▶ **WHAT IS ASKED**
Which lines of the records contain "USER"? Collect every one of them.
***** ITEMS *****
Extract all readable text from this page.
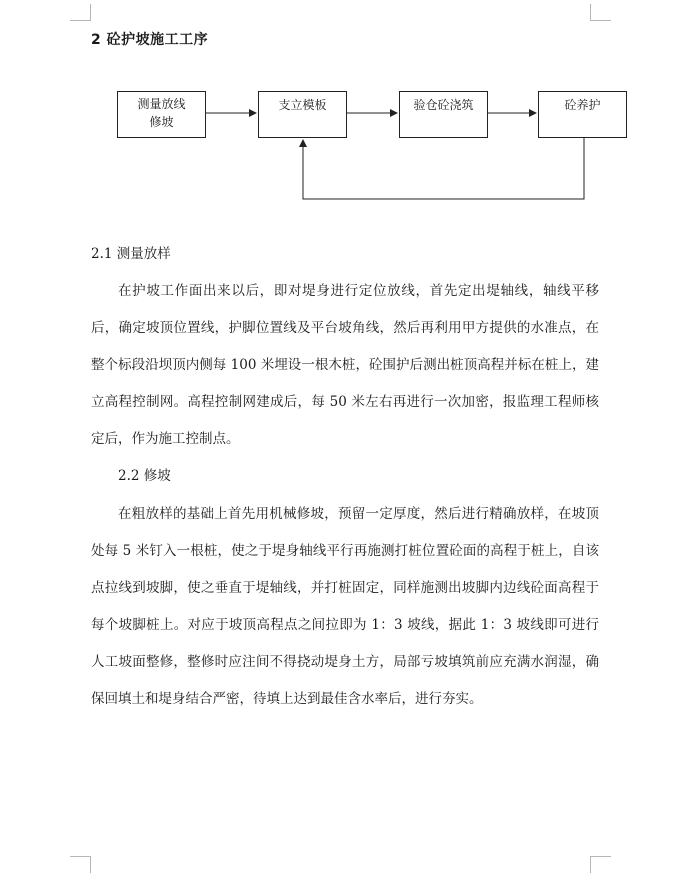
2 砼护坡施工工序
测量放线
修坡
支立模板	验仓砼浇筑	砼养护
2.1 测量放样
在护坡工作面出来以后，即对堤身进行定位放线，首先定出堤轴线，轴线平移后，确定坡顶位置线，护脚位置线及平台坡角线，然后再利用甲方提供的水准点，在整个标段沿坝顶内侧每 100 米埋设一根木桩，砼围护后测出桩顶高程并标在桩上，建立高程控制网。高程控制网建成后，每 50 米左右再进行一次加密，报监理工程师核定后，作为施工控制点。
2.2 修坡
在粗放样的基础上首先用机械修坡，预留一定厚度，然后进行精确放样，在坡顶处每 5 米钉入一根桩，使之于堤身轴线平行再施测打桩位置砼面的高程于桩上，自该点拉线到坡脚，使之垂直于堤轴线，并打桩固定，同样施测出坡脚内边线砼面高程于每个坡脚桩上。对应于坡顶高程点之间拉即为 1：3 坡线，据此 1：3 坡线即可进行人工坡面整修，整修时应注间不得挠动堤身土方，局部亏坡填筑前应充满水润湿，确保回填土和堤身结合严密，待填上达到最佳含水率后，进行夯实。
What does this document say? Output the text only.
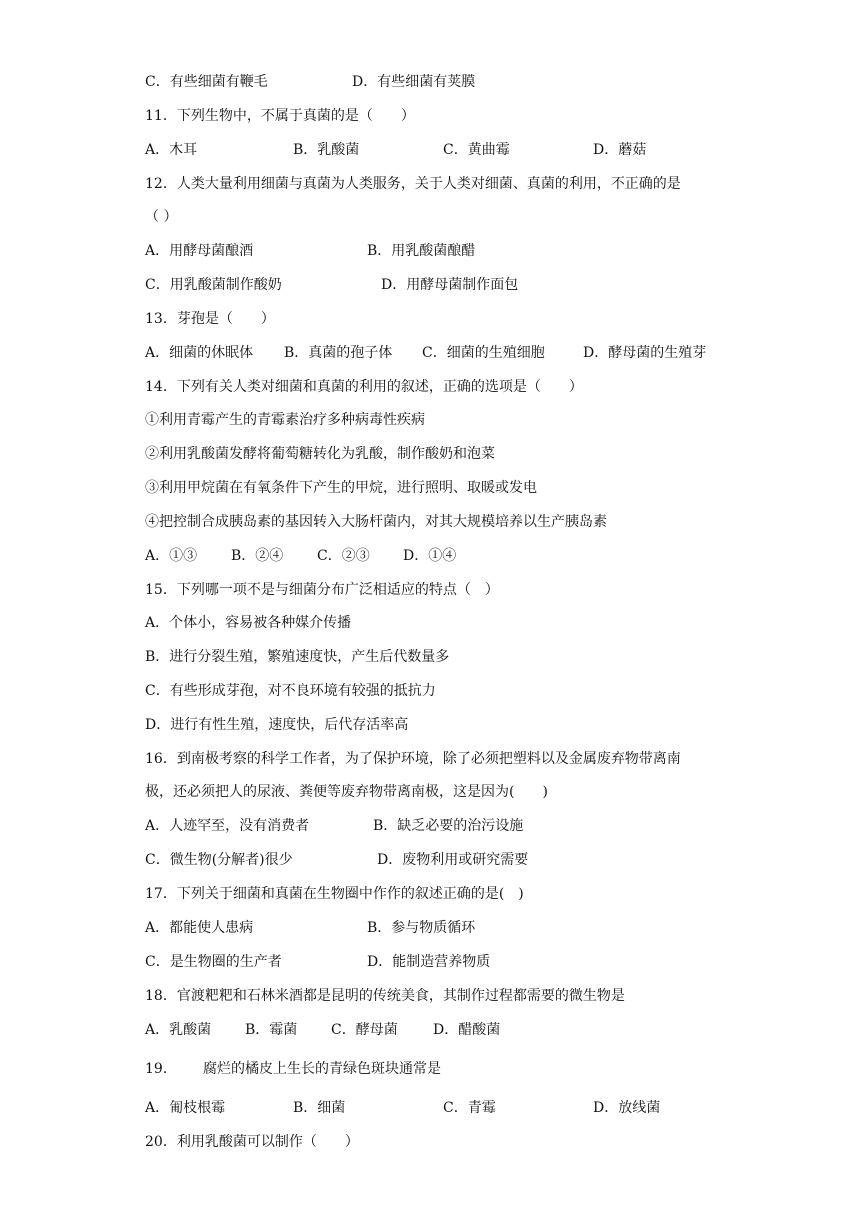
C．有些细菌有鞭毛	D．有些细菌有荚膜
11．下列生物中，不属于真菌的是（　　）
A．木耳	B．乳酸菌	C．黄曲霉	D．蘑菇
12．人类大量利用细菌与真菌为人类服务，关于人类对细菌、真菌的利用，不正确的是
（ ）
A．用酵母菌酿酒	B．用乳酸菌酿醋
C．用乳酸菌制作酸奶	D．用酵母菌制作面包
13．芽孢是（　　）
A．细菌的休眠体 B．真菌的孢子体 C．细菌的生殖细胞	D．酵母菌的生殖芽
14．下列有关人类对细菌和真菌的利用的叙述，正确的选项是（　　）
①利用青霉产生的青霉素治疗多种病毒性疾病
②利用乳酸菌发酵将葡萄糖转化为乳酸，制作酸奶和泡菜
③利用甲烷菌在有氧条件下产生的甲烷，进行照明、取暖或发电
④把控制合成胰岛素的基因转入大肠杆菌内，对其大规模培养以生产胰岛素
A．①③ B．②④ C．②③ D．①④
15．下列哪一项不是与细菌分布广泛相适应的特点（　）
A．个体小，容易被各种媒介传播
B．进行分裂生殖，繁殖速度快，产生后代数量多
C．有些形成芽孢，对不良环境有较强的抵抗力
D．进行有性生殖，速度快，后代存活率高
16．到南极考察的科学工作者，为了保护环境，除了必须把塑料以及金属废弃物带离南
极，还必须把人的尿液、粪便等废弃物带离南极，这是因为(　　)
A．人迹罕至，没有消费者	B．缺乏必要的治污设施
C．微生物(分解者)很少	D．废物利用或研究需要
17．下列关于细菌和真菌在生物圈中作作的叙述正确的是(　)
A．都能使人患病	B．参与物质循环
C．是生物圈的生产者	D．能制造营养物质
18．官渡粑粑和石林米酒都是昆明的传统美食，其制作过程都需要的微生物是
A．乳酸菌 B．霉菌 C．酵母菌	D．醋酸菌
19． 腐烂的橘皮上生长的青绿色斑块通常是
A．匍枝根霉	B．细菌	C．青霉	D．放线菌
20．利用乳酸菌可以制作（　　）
*****
***** ITEMS *****
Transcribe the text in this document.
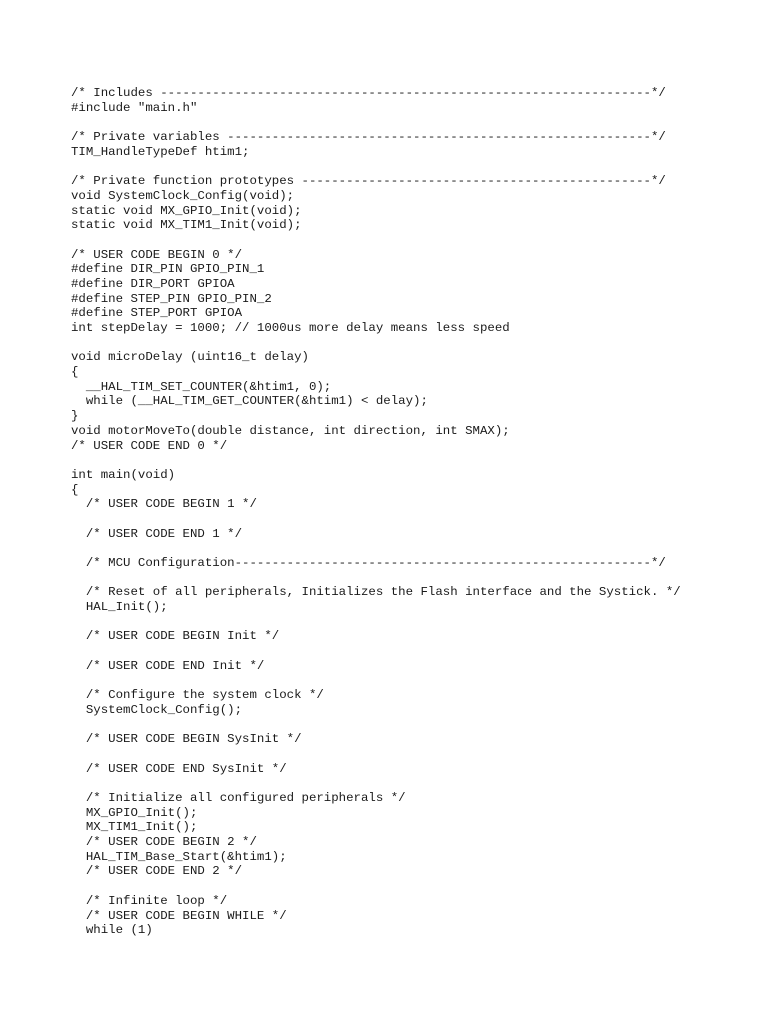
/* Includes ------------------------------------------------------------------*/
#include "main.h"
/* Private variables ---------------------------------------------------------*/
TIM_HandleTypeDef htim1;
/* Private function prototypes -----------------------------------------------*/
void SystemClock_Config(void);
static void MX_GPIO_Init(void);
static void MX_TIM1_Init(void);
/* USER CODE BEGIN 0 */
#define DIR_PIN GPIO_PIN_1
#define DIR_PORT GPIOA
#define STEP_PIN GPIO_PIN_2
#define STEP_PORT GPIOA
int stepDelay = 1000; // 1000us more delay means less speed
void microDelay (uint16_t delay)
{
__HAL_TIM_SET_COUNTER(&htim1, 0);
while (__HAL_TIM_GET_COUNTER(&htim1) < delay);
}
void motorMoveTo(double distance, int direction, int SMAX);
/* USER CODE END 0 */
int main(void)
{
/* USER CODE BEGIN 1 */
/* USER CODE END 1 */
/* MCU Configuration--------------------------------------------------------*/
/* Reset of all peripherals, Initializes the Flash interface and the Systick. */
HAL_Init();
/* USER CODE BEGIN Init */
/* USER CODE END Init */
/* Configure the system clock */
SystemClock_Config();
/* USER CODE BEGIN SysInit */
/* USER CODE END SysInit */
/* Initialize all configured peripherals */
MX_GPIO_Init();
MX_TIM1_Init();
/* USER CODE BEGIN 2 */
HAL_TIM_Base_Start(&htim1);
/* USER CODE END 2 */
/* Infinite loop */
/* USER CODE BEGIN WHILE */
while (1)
*****
▶ **SOLUTION FOR THIS TASK**
/* USER CODE BEGIN 0 */
/* USER CODE END 0 */
/* USER CODE BEGIN 1 */
/* USER CODE END 1 */
/* USER CODE BEGIN Init */
/* USER CODE END Init */
/* USER CODE BEGIN SysInit */
/* USER CODE END SysInit */
/* USER CODE BEGIN 2 */
/* USER CODE END 2 */
/* USER CODE BEGIN WHILE */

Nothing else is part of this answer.